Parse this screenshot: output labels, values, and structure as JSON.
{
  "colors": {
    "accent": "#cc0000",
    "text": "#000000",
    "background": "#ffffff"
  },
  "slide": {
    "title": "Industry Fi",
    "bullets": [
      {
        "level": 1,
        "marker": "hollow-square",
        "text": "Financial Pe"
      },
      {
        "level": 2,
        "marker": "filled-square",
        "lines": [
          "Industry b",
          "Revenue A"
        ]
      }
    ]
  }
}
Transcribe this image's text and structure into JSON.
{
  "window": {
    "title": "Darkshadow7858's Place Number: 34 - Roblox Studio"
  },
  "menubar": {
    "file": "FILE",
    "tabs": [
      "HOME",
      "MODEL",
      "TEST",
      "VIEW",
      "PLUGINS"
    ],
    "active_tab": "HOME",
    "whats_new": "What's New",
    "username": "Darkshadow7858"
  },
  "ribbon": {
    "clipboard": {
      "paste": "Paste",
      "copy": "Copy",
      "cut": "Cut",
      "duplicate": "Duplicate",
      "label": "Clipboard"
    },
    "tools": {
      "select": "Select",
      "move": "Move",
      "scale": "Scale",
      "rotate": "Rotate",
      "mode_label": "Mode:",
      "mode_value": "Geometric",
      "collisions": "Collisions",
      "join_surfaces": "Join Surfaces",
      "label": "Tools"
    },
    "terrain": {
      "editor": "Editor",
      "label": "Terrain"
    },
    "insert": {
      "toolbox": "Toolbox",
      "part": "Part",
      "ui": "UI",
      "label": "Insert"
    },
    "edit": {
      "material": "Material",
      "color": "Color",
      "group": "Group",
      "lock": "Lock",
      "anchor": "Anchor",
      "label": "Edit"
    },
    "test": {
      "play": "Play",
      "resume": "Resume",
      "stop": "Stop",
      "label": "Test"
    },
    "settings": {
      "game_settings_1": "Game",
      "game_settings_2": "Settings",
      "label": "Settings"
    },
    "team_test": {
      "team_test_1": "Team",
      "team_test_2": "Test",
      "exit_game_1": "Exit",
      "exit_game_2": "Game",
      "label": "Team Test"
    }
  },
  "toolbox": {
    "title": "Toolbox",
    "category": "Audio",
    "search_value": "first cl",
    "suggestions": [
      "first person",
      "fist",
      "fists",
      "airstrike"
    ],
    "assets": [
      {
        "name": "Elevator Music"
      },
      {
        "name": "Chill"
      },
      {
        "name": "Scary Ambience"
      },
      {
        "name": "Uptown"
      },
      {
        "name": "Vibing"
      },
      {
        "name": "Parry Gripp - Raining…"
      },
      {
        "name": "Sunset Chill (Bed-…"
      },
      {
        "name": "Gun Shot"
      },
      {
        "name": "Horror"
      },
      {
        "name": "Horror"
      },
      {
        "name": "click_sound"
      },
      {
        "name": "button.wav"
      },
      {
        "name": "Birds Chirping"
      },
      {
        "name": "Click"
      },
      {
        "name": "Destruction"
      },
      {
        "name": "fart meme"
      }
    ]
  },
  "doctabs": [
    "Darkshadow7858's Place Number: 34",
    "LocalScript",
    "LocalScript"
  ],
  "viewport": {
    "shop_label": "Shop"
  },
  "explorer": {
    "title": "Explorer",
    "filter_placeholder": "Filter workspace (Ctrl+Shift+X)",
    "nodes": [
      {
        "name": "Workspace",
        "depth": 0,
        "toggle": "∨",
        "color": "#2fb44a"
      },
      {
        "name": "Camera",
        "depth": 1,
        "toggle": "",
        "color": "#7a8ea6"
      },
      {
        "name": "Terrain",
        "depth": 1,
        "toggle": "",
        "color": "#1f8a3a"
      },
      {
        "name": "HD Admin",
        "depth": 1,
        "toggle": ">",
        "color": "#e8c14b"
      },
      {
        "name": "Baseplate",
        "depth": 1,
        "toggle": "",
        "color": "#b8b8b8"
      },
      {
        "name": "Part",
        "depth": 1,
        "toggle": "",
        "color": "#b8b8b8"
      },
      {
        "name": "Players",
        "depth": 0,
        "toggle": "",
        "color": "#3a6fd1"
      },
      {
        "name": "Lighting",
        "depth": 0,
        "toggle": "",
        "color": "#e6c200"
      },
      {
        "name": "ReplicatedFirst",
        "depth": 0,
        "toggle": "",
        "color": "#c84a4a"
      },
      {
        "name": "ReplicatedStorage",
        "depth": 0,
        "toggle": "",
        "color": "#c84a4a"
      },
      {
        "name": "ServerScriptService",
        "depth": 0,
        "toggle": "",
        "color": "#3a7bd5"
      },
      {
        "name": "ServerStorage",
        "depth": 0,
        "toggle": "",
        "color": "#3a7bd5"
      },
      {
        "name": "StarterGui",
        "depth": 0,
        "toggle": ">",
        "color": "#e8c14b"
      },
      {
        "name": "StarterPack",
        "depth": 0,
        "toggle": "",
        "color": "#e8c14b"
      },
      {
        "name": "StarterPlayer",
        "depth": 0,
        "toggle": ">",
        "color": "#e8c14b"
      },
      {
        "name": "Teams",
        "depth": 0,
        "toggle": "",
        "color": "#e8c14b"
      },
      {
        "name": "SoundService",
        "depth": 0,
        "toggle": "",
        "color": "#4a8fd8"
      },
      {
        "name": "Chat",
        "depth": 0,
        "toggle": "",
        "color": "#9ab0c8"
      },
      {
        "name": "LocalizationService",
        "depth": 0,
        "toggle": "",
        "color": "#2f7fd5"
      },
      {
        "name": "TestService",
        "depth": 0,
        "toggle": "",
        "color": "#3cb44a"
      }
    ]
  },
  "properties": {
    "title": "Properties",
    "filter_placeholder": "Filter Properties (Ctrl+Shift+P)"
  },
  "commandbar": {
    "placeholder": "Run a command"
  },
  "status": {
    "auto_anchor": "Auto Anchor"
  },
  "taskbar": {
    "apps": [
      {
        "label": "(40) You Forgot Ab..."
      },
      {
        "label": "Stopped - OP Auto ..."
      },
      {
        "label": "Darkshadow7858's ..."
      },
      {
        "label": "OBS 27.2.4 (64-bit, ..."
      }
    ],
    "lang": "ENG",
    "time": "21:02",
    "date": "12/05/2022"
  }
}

SET TASK
Find the word "Auto" in the entries, and copy every line it shows up in.

WRITTEN RESPONSE
    "auto_anchor": "Auto Anchor"
        "label": "Stopped - OP Auto ..."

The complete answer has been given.